== YOUR OBJECTIVE ==
Retype the records that come next, word for word.

━━━ RECORDS TO PROCESS ━━━

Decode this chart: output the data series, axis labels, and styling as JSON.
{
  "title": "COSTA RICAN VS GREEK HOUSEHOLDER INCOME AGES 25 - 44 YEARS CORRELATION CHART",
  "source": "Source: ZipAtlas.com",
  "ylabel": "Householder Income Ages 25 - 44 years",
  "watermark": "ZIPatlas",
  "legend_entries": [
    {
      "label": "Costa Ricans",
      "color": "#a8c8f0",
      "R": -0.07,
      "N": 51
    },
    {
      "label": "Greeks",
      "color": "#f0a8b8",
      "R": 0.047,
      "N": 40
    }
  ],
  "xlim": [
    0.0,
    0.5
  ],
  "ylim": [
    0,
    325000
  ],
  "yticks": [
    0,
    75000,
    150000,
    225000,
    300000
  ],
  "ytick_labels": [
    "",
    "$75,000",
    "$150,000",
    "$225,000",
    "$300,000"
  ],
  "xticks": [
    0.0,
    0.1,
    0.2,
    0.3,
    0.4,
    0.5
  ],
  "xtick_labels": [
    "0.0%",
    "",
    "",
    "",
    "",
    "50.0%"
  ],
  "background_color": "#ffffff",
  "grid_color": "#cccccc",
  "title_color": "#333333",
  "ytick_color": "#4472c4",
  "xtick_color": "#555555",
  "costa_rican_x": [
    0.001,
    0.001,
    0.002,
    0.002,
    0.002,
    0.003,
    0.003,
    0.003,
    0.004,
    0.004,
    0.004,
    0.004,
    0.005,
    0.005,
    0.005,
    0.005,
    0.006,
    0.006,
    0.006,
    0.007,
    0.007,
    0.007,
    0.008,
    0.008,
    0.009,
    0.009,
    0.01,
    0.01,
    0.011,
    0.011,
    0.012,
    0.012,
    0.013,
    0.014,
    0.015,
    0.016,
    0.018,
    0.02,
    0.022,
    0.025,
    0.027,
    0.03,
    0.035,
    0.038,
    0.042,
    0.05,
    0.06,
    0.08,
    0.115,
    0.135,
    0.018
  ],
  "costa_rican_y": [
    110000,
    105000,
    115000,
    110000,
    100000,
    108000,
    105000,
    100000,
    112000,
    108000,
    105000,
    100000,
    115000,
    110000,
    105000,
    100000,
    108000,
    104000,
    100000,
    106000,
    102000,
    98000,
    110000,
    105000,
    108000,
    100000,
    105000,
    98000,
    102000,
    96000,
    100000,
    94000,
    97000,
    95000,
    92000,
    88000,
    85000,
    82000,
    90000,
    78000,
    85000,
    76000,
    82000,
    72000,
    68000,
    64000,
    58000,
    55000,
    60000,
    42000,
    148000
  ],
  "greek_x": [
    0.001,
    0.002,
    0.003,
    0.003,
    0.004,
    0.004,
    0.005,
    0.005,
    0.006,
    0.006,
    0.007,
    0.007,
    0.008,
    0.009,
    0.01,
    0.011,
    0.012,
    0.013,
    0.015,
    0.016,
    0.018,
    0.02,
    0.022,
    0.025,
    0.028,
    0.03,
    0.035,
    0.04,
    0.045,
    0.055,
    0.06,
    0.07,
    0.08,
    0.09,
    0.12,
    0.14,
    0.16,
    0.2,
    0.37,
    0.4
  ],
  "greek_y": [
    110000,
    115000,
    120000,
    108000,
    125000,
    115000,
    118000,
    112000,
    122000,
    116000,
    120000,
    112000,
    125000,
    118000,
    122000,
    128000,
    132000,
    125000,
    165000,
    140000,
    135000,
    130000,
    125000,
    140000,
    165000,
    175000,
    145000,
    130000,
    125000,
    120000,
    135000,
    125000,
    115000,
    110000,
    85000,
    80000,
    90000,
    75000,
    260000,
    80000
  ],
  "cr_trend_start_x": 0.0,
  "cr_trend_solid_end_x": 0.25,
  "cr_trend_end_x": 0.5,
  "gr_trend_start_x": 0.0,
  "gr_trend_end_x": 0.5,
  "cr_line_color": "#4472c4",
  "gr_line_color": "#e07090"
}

━━━

== WORKED ANSWER ==
Decode this chart: output the data series, axis labels, and styling as JSON.
{
  "title": "COSTA RICAN VS GREEK HOUSEHOLDER INCOME AGES 25 - 44 YEARS CORRELATION CHART",
  "source": "Source: ZipAtlas.com",
  "ylabel": "Householder Income Ages 25 - 44 years",
  "watermark": "ZIPatlas",
  "legend_entries": [
    {
      "label": "Costa Ricans",
      "color": "#a8c8f0",
      "R": -0.07,
      "N": 51
    },
    {
      "label": "Greeks",
      "color": "#f0a8b8",
      "R": 0.047,
      "N": 40
    }
  ],
  "xlim": [
    0.0,
    0.5
  ],
  "ylim": [
    0,
    325000
  ],
  "yticks": [
    0,
    75000,
    150000,
    225000,
    300000
  ],
  "ytick_labels": [
    "",
    "$75,000",
    "$150,000",
    "$225,000",
    "$300,000"
  ],
  "xticks": [
    0.0,
    0.1,
    0.2,
    0.3,
    0.4,
    0.5
  ],
  "xtick_labels": [
    "0.0%",
    "",
    "",
    "",
    "",
    "50.0%"
  ],
  "background_color": "#ffffff",
  "grid_color": "#cccccc",
  "title_color": "#333333",
  "ytick_color": "#4472c4",
  "xtick_color": "#555555",
  "costa_rican_x": [
    0.001,
    0.001,
    0.002,
    0.002,
    0.002,
    0.003,
    0.003,
    0.003,
    0.004,
    0.004,
    0.004,
    0.004,
    0.005,
    0.005,
    0.005,
    0.005,
    0.006,
    0.006,
    0.006,
    0.007,
    0.007,
    0.007,
    0.008,
    0.008,
    0.009,
    0.009,
    0.01,
    0.01,
    0.011,
    0.011,
    0.012,
    0.012,
    0.013,
    0.014,
    0.015,
    0.016,
    0.018,
    0.02,
    0.022,
    0.025,
    0.027,
    0.03,
    0.035,
    0.038,
    0.042,
    0.05,
    0.06,
    0.08,
    0.115,
    0.135,
    0.018
  ],
  "costa_rican_y": [
    110000,
    105000,
    115000,
    110000,
    100000,
    108000,
    105000,
    100000,
    112000,
    108000,
    105000,
    100000,
    115000,
    110000,
    105000,
    100000,
    108000,
    104000,
    100000,
    106000,
    102000,
    98000,
    110000,
    105000,
    108000,
    100000,
    105000,
    98000,
    102000,
    96000,
    100000,
    94000,
    97000,
    95000,
    92000,
    88000,
    85000,
    82000,
    90000,
    78000,
    85000,
    76000,
    82000,
    72000,
    68000,
    64000,
    58000,
    55000,
    60000,
    42000,
    148000
  ],
  "greek_x": [
    0.001,
    0.002,
    0.003,
    0.003,
    0.004,
    0.004,
    0.005,
    0.005,
    0.006,
    0.006,
    0.007,
    0.007,
    0.008,
    0.009,
    0.01,
    0.011,
    0.012,
    0.013,
    0.015,
    0.016,
    0.018,
    0.02,
    0.022,
    0.025,
    0.028,
    0.03,
    0.035,
    0.04,
    0.045,
    0.055,
    0.06,
    0.07,
    0.08,
    0.09,
    0.12,
    0.14,
    0.16,
    0.2,
    0.37,
    0.4
  ],
  "greek_y": [
    110000,
    115000,
    120000,
    108000,
    125000,
    115000,
    118000,
    112000,
    122000,
    116000,
    120000,
    112000,
    125000,
    118000,
    122000,
    128000,
    132000,
    125000,
    165000,
    140000,
    135000,
    130000,
    125000,
    140000,
    165000,
    175000,
    145000,
    130000,
    125000,
    120000,
    135000,
    125000,
    115000,
    110000,
    85000,
    80000,
    90000,
    75000,
    260000,
    80000
  ],
  "cr_trend_start_x": 0.0,
  "cr_trend_solid_end_x": 0.25,
  "cr_trend_end_x": 0.5,
  "gr_trend_start_x": 0.0,
  "gr_trend_end_x": 0.5,
  "cr_line_color": "#4472c4",
  "gr_line_color": "#e07090"
}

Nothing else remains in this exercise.